Objective: Among the entries, which lines carry the string "title"? Copy each of them.
-- start Material for the task --
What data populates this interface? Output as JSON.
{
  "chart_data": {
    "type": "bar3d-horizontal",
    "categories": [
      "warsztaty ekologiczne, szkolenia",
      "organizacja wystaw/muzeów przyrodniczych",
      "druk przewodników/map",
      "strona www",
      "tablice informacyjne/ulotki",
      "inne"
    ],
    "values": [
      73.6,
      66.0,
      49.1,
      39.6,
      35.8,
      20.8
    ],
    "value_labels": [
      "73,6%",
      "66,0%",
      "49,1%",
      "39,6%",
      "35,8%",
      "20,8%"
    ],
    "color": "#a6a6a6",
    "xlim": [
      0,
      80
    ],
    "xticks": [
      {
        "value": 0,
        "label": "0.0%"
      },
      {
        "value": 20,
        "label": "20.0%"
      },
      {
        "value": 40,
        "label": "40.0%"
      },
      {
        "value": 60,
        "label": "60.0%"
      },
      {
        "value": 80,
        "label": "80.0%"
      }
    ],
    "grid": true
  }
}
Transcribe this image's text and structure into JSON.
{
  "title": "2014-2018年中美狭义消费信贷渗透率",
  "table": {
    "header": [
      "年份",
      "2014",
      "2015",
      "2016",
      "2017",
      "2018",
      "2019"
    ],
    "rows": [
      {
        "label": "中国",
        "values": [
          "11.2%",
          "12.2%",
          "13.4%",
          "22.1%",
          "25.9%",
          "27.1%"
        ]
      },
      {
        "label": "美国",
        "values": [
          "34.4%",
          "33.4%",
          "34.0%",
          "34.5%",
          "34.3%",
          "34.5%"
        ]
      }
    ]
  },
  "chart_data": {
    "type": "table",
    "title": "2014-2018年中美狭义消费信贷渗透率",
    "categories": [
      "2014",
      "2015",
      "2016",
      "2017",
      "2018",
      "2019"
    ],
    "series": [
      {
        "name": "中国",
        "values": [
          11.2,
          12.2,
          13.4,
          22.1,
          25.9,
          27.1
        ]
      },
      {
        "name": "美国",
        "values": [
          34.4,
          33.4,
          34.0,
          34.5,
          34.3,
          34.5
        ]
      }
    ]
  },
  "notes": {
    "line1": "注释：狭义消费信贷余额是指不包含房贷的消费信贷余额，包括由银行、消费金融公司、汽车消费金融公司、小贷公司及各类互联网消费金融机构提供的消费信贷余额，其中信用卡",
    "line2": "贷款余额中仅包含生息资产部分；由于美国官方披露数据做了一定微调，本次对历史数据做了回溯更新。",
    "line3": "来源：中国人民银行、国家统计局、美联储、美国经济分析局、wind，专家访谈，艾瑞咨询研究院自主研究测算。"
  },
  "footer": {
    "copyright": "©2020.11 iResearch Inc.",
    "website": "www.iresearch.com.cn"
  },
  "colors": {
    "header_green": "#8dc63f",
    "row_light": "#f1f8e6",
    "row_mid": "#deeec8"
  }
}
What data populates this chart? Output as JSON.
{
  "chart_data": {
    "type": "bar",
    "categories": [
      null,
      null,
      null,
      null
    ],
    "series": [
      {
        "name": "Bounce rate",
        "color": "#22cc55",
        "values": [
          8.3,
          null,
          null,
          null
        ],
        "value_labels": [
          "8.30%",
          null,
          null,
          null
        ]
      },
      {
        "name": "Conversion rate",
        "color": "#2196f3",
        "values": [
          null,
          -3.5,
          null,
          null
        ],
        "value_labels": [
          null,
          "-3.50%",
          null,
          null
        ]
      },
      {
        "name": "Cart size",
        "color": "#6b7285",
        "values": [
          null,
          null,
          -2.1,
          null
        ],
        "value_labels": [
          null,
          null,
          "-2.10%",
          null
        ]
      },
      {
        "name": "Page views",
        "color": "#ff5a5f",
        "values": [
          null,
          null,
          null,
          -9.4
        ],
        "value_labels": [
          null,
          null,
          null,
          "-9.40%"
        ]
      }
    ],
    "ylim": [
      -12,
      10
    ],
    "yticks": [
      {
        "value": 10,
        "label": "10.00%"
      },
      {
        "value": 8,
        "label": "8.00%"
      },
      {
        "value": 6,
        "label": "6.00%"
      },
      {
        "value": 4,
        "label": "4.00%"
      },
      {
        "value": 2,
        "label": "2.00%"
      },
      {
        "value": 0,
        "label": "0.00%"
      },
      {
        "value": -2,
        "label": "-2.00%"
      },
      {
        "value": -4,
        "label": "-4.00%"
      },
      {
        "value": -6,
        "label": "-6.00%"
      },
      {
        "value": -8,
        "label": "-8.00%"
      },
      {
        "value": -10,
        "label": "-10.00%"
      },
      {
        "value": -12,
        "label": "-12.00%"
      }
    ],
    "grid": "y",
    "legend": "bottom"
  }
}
-- end Material for the task --
Finished answer:
  "title": "2014-2018年中美狭义消费信贷渗透率",
    "title": "2014-2018年中美狭义消费信贷渗透率",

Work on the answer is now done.